> **Material provided**
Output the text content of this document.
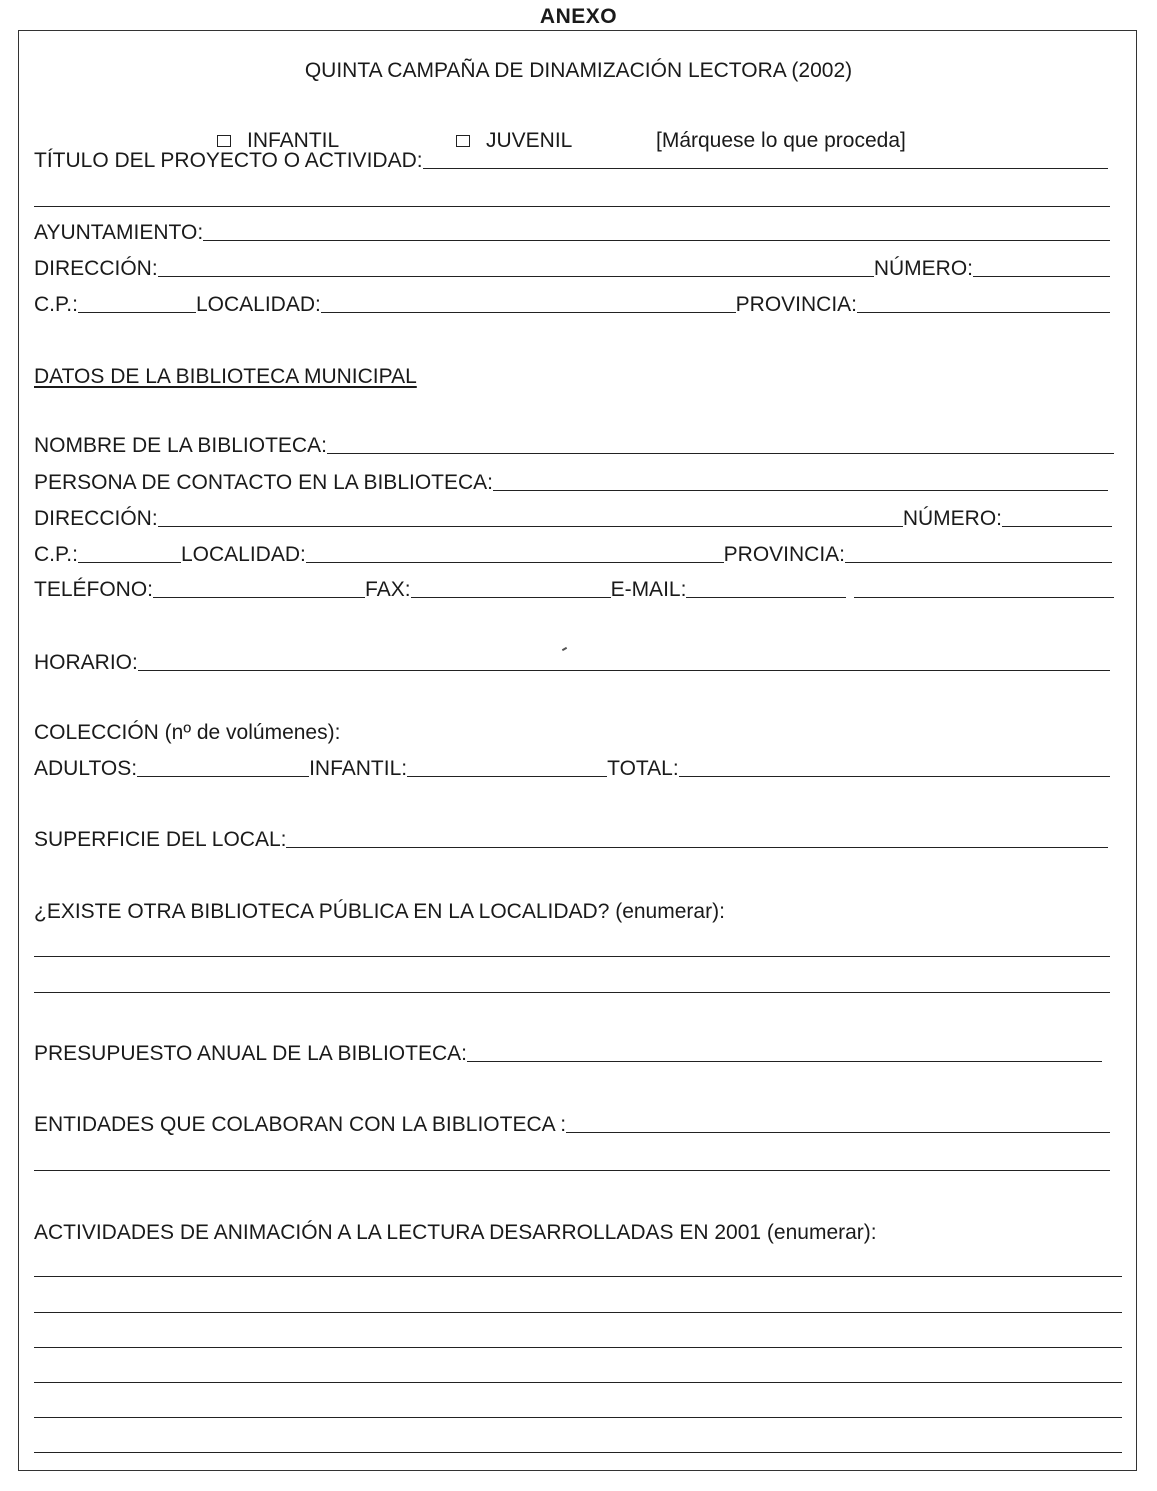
ANEXO
QUINTA CAMPAÑA DE DINAMIZACIÓN LECTORA (2002)
INFANTIL	JUVENIL	[Márquese lo que proceda]
TÍTULO DEL PROYECTO O ACTIVIDAD:
AYUNTAMIENTO:
DIRECCIÓN:	NÚMERO:
C.P.:	LOCALIDAD:	PROVINCIA:
DATOS DE LA BIBLIOTECA MUNICIPAL
NOMBRE DE LA BIBLIOTECA:
PERSONA DE CONTACTO EN LA BIBLIOTECA:
DIRECCIÓN:	NÚMERO:
C.P.:	LOCALIDAD:	PROVINCIA:
TELÉFONO:	FAX:	E-MAIL:
HORARIO:
COLECCIÓN (nº de volúmenes):
ADULTOS:	INFANTIL:	TOTAL:
SUPERFICIE DEL LOCAL:
¿EXISTE OTRA BIBLIOTECA PÚBLICA EN LA LOCALIDAD? (enumerar):
PRESUPUESTO ANUAL DE LA BIBLIOTECA:
ENTIDADES QUE COLABORAN CON LA BIBLIOTECA :
ACTIVIDADES DE ANIMACIÓN A LA LECTURA DESARROLLADAS EN 2001 (enumerar):
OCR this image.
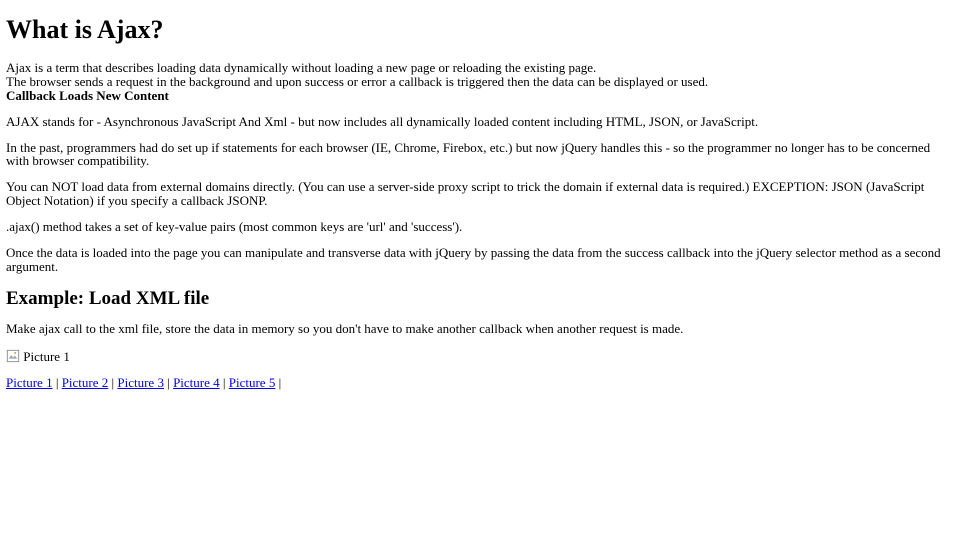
What is Ajax?
Ajax is a term that describes loading data dynamically without loading a new page or reloading the existing page.
The browser sends a request in the background and upon success or error a callback is triggered then the data can be displayed or used.
Callback Loads New Content

AJAX stands for - Asynchronous JavaScript And Xml - but now includes all dynamically loaded content including HTML, JSON, or JavaScript.

In the past, programmers had do set up if statements for each browser (IE, Chrome, Firebox, etc.) but now jQuery handles this - so the programmer no longer has to be concerned with browser compatibility.

You can NOT load data from external domains directly. (You can use a server-side proxy script to trick the domain if external data is required.) EXCEPTION: JSON (JavaScript Object Notation) if you specify a callback JSONP.

.ajax() method takes a set of key-value pairs (most common keys are 'url' and 'success').

Once the data is loaded into the page you can manipulate and transverse data with jQuery by passing the data from the success callback into the jQuery selector method as a second argument.

Example: Load XML file

Make ajax call to the xml file, store the data in memory so you don't have to make another callback when another request is made.

Picture 1
Picture 1 | Picture 2 | Picture 3 | Picture 4 | Picture 5 |
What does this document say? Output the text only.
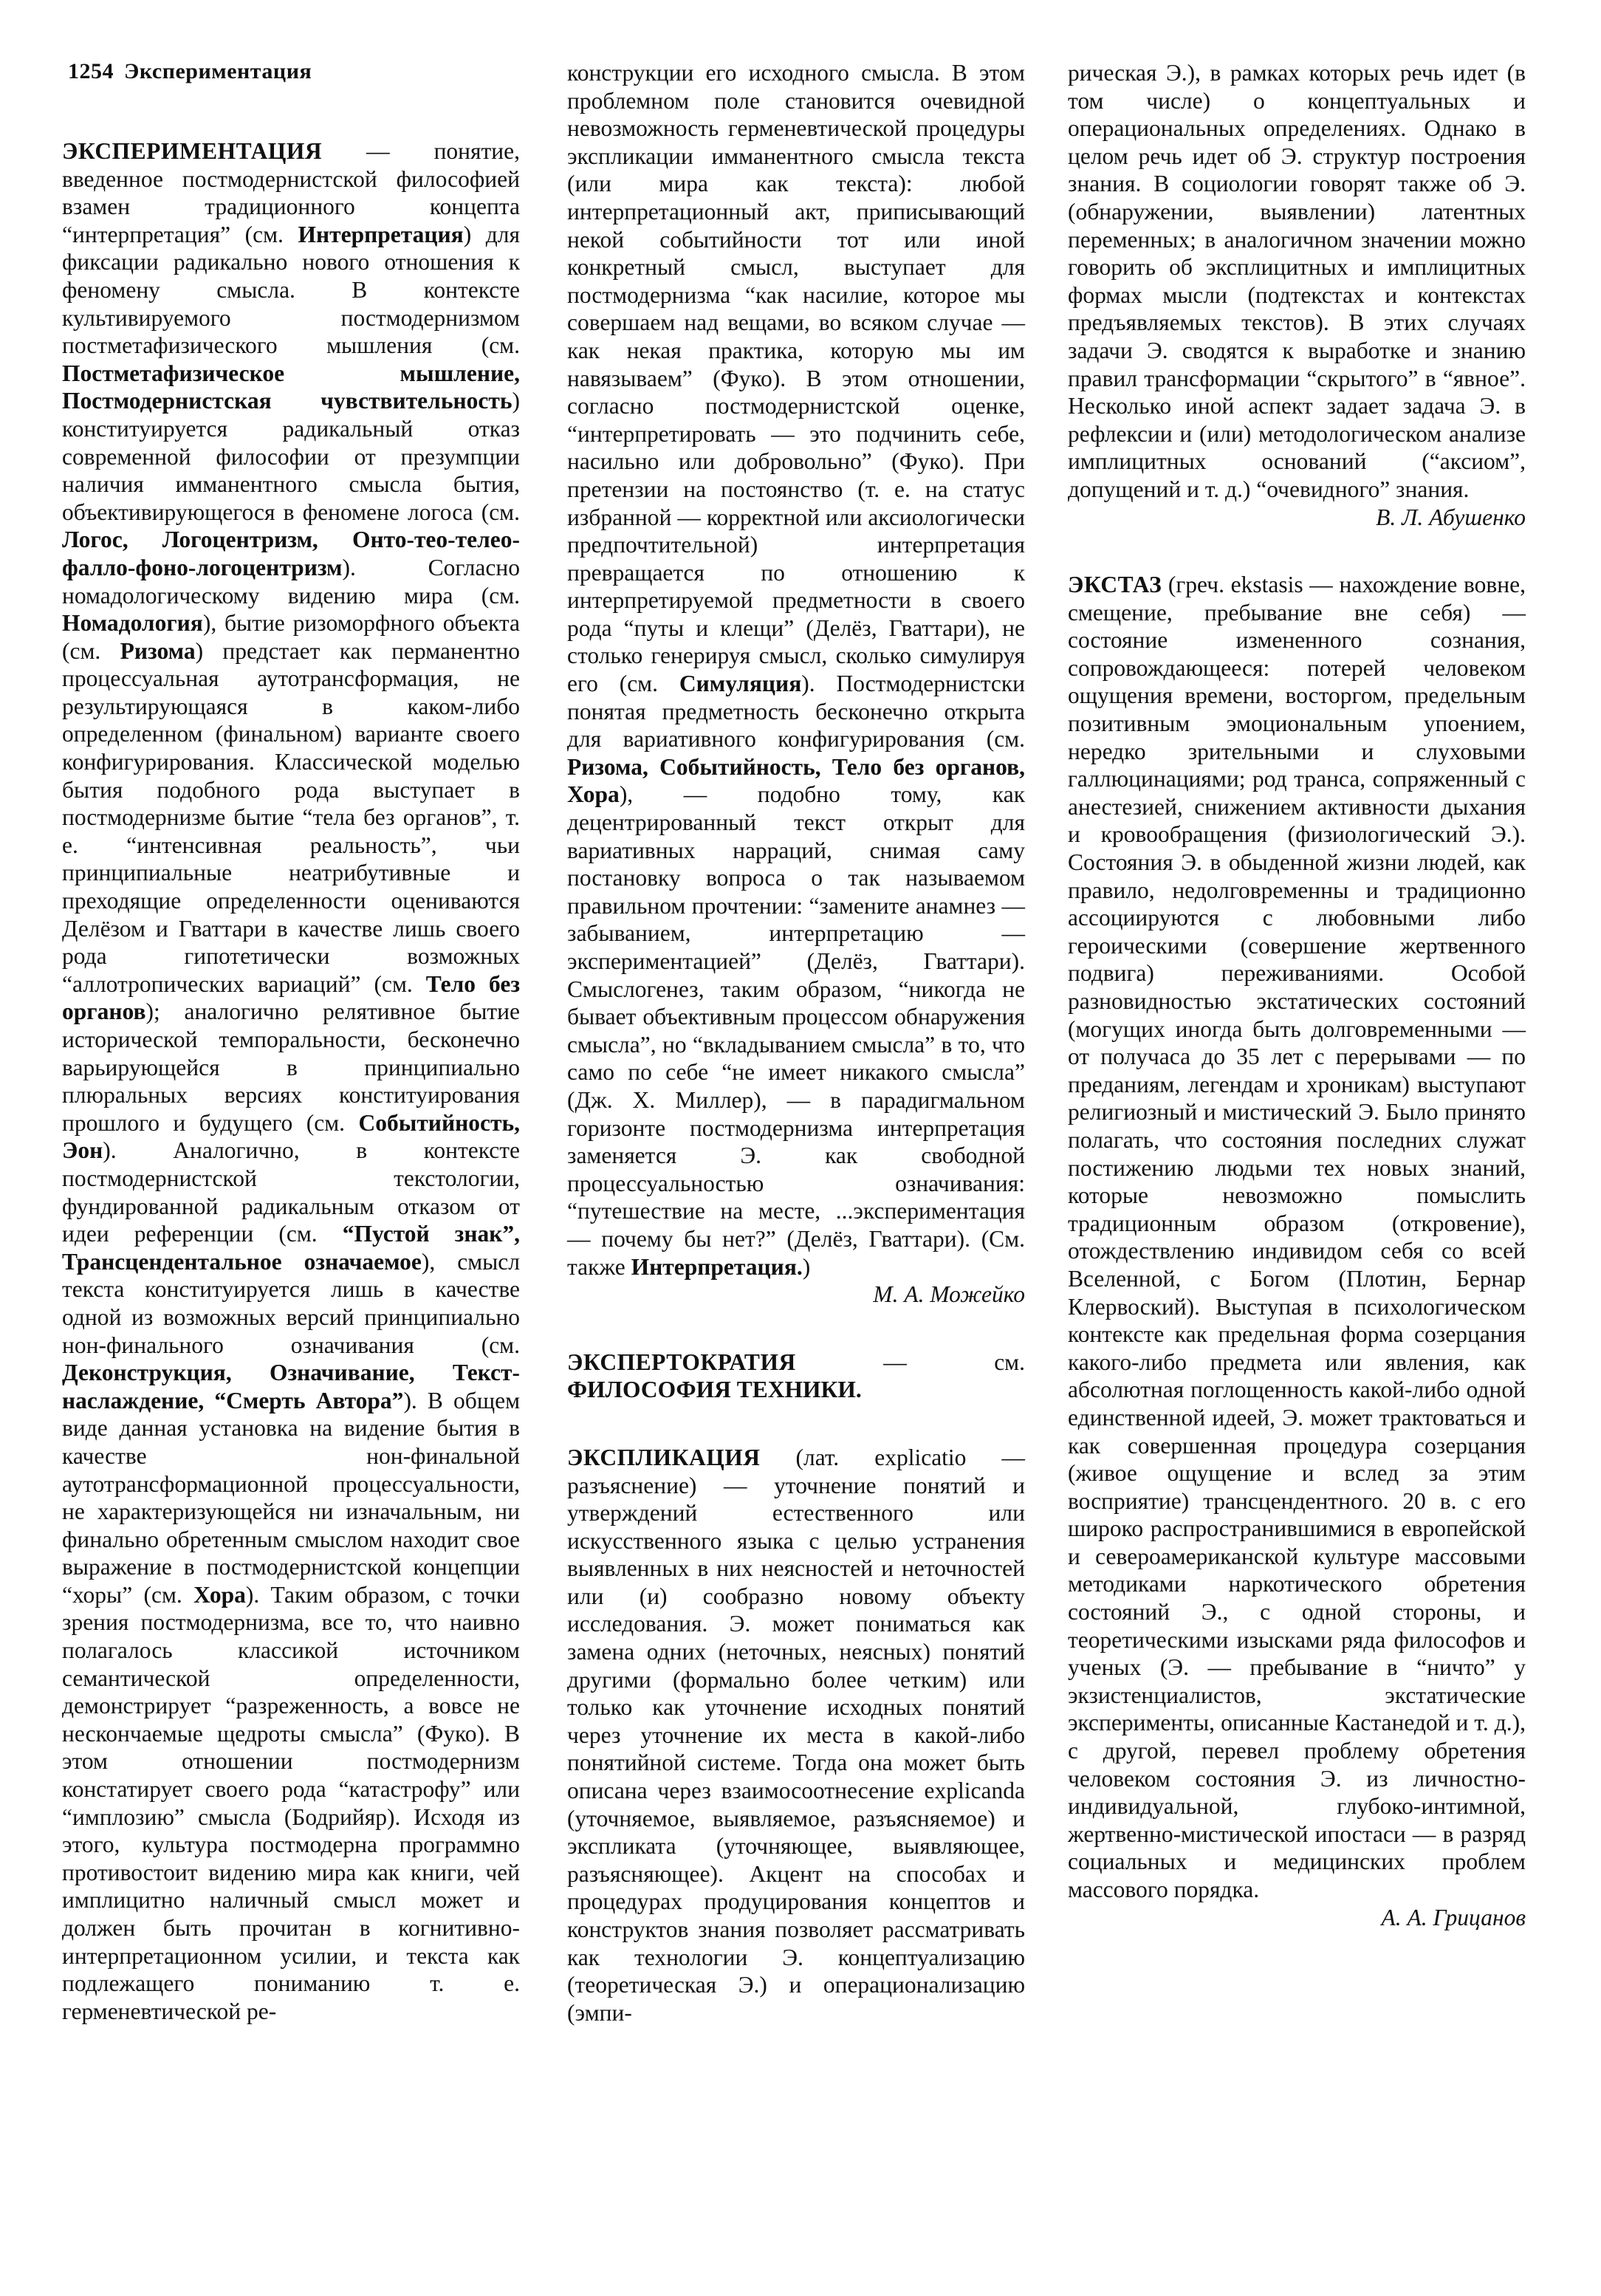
1254 Экспериментация

ЭКСПЕРИМЕНТАЦИЯ — понятие, введенное постмодернистской философией взамен традиционного концепта “интерпретация” (см. Интерпретация) для фиксации радикально нового отношения к феномену смысла. В контексте культивируемого постмодернизмом постметафизического мышления (см. Постметафизическое мышление, Постмодернистская чувствительность) конституируется радикальный отказ современной философии от презумпции наличия имманентного смысла бытия, объективирующегося в феномене логоса (см. Логос, Логоцентризм, Онто-тео-телео-фалло-фоно-логоцентризм). Согласно номадологическому видению мира (см. Номадология), бытие ризоморфного объекта (см. Ризома) предстает как перманентно процессуальная аутотрансформация, не результирующаяся в каком-либо определенном (финальном) варианте своего конфигурирования. Классической моделью бытия подобного рода выступает в постмодернизме бытие “тела без органов”, т. е. “интенсивная реальность”, чьи принципиальные неатрибутивные и преходящие определенности оцениваются Делёзом и Гваттари в качестве лишь своего рода гипотетически возможных “аллотропических вариаций” (см. Тело без органов); аналогично релятивное бытие исторической темпоральности, бесконечно варьирующейся в принципиально плюральных версиях конституирования прошлого и будущего (см. Событийность, Эон). Аналогично, в контексте постмодернистской текстологии, фундированной радикальным отказом от идеи референции (см. “Пустой знак”, Трансцендентальное означаемое), смысл текста конституируется лишь в качестве одной из возможных версий принципиально нон-финального означивания (см. Деконструкция, Означивание, Текст-наслаждение, “Смерть Автора”). В общем виде данная установка на видение бытия в качестве нон-финальной аутотрансформационной процессуальности, не характеризующейся ни изначальным, ни финально обретенным смыслом находит свое выражение в постмодернистской концепции “хоры” (см. Хора). Таким образом, с точки зрения постмодернизма, все то, что наивно полагалось классикой источником семантической определенности, демонстрирует “разреженность, а вовсе не нескончаемые щедроты смысла” (Фуко). В этом отношении постмодернизм констатирует своего рода “катастрофу” или “имплозию” смысла (Бодрийяр). Исходя из этого, культура постмодерна программно противостоит видению мира как книги, чей имплицитно наличный смысл может и должен быть прочитан в когнитивно-интерпретационном усилии, и текста как подлежащего пониманию т. е. герменевтической ре-

конструкции его исходного смысла. В этом проблемном поле становится очевидной невозможность герменевтической процедуры экспликации имманентного смысла текста (или мира как текста): любой интерпретационный акт, приписывающий некой событийности тот или иной конкретный смысл, выступает для постмодернизма “как насилие, которое мы совершаем над вещами, во всяком случае — как некая практика, которую мы им навязываем” (Фуко). В этом отношении, согласно постмодернистской оценке, “интерпретировать — это подчинить себе, насильно или добровольно” (Фуко). При претензии на постоянство (т. е. на статус избранной — корректной или аксиологически предпочтительной) интерпретация превращается по отношению к интерпретируемой предметности в своего рода “путы и клещи” (Делёз, Гваттари), не столько генерируя смысл, сколько симулируя его (см. Симуляция). Постмодернистски понятая предметность бесконечно открыта для вариативного конфигурирования (см. Ризома, Событийность, Тело без органов, Хора), — подобно тому, как децентрированный текст открыт для вариативных нарраций, снимая саму постановку вопроса о так называемом правильном прочтении: “замените анамнез — забыванием, интерпретацию — экспериментацией” (Делёз, Гваттари). Смыслогенез, таким образом, “никогда не бывает объективным процессом обнаружения смысла”, но “вкладыванием смысла” в то, что само по себе “не имеет никакого смысла” (Дж. Х. Миллер), — в парадигмальном горизонте постмодернизма интерпретация заменяется Э. как свободной процессуальностью означивания: “путешествие на месте, ...экспериментация — почему бы нет?” (Делёз, Гваттари). (См. также Интерпретация.)

М. А. Можейко

ЭКСПЕРТОКРАТИЯ — см. ФИЛОСОФИЯ ТЕХНИКИ.

ЭКСПЛИКАЦИЯ (лат. explicatio — разъяснение) — уточнение понятий и утверждений естественного или искусственного языка с целью устранения выявленных в них неясностей и неточностей или (и) сообразно новому объекту исследования. Э. может пониматься как замена одних (неточных, неясных) понятий другими (формально более четким) или только как уточнение исходных понятий через уточнение их места в какой-либо понятийной системе. Тогда она может быть описана через взаимосоотнесение explicanda (уточняемое, выявляемое, разъясняемое) и экспликата (уточняющее, выявляющее, разъясняющее). Акцент на способах и процедурах продуцирования концептов и конструктов знания позволяет рассматривать как технологии Э. концептуализацию (теоретическая Э.) и операционализацию (эмпи-

рическая Э.), в рамках которых речь идет (в том числе) о концептуальных и операциональных определениях. Однако в целом речь идет об Э. структур построения знания. В социологии говорят также об Э. (обнаружении, выявлении) латентных переменных; в аналогичном значении можно говорить об эксплицитных и имплицитных формах мысли (подтекстах и контекстах предъявляемых текстов). В этих случаях задачи Э. сводятся к выработке и знанию правил трансформации “скрытого” в “явное”. Несколько иной аспект задает задача Э. в рефлексии и (или) методологическом анализе имплицитных оснований (“аксиом”, допущений и т. д.) “очевидного” знания.

В. Л. Абушенко

ЭКСТАЗ (греч. ekstasis — нахождение вовне, смещение, пребывание вне себя) — состояние измененного сознания, сопровождающееся: потерей человеком ощущения времени, восторгом, предельным позитивным эмоциональным упоением, нередко зрительными и слуховыми галлюцинациями; род транса, сопряженный с анестезией, снижением активности дыхания и кровообращения (физиологический Э.). Состояния Э. в обыденной жизни людей, как правило, недолговременны и традиционно ассоциируются с любовными либо героическими (совершение жертвенного подвига) переживаниями. Особой разновидностью экстатических состояний (могущих иногда быть долговременными — от получаса до 35 лет с перерывами — по преданиям, легендам и хроникам) выступают религиозный и мистический Э. Было принято полагать, что состояния последних служат постижению людьми тех новых знаний, которые невозможно помыслить традиционным образом (откровение), отождествлению индивидом себя со всей Вселенной, с Богом (Плотин, Бернар Клервоский). Выступая в психологическом контексте как предельная форма созерцания какого-либо предмета или явления, как абсолютная поглощенность какой-либо одной единственной идеей, Э. может трактоваться и как совершенная процедура созерцания (живое ощущение и вслед за этим восприятие) трансцендентного. 20 в. с его широко распространившимися в европейской и североамериканской культуре массовыми методиками наркотического обретения состояний Э., с одной стороны, и теоретическими изысками ряда философов и ученых (Э. — пребывание в “ничто” у экзистенциалистов, экстатические эксперименты, описанные Кастанедой и т. д.), с другой, перевел проблему обретения человеком состояния Э. из личностно-индивидуальной, глубоко-интимной, жертвенно-мистической ипостаси — в разряд социальных и медицинских проблем массового порядка.

А. А. Грицанов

> **What is required**
Look through the data and show every line containing "from".

> **Written reply**
You can NOT load data from external domains directly. (You can use a server-side proxy script to trick the domain if external data is required.) EXCEPTION: JSON (JavaScript Object Notation) if you specify a callback JSONP.
Once the data is loaded into the page you can manipulate and transverse data with jQuery by passing the data from the success callback into the jQuery selector method as a second argument.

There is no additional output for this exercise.